=== TASK INPUT ===

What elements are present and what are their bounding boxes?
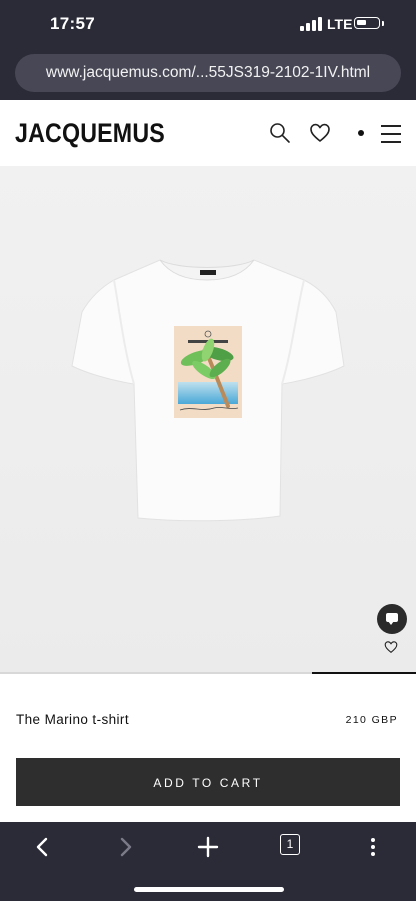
- tshirt-image: [71, 259, 345, 522]
- battery-icon: [354, 17, 380, 29]
- dot-icon: [358, 130, 364, 136]
- forward-icon[interactable]: [110, 832, 140, 862]
- wishlist-heart-icon[interactable]: [384, 640, 398, 654]
- product-price: 210 GBP: [345, 714, 398, 726]
- logo[interactable]: JACQUEMUS: [15, 118, 165, 149]
- product-gallery[interactable]: [0, 166, 416, 672]
- battery-tip: [382, 21, 384, 26]
- heart-icon[interactable]: [309, 122, 331, 144]
- product-name: The Marino t-shirt: [16, 712, 129, 727]
- gallery-progress-indicator: [312, 672, 416, 674]
- status-time: 17:57: [50, 14, 95, 33]
- home-indicator: [134, 887, 284, 892]
- url-bar[interactable]: www.jacquemus.com/...55JS319-2102-1IV.ht…: [15, 54, 401, 92]
- add-to-cart-button[interactable]: ADD TO CART: [16, 758, 400, 806]
- browser-toolbar: 1: [0, 822, 416, 901]
- back-icon[interactable]: [28, 832, 58, 862]
- tabs-icon[interactable]: 1: [280, 834, 300, 855]
- web-page: JACQUEMUS The Marino t-shirt 210 GBP ADD…: [0, 100, 416, 822]
- chat-button[interactable]: [377, 604, 407, 634]
- site-header: JACQUEMUS: [0, 100, 416, 166]
- signal-icon: [300, 17, 322, 31]
- network-label: LTE: [327, 16, 353, 32]
- menu-icon[interactable]: [381, 125, 401, 143]
- more-icon[interactable]: [358, 832, 388, 862]
- new-tab-icon[interactable]: [193, 832, 223, 862]
- search-icon[interactable]: [269, 122, 291, 144]
- status-bar: 17:57 LTE: [0, 0, 416, 50]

===

# TASK TO COMPLETE:
Copy out only the lines between the one holding "- tshirt-image: [71, 259, 345, 522]" and the one holding "- logo[interactable]: JACQUEMUS: [15, 118, 165, 149]", inclusive, replacing "interactable" with "clickable" and keeping everything else the same.

# REPLY TO THE EXERCISE:
- tshirt-image: [71, 259, 345, 522]
- battery-icon: [354, 17, 380, 29]
- dot-icon: [358, 130, 364, 136]
- forward-icon[clickable]: [110, 832, 140, 862]
- wishlist-heart-icon[clickable]: [384, 640, 398, 654]
- product-price: 210 GBP: [345, 714, 398, 726]
- logo[clickable]: JACQUEMUS: [15, 118, 165, 149]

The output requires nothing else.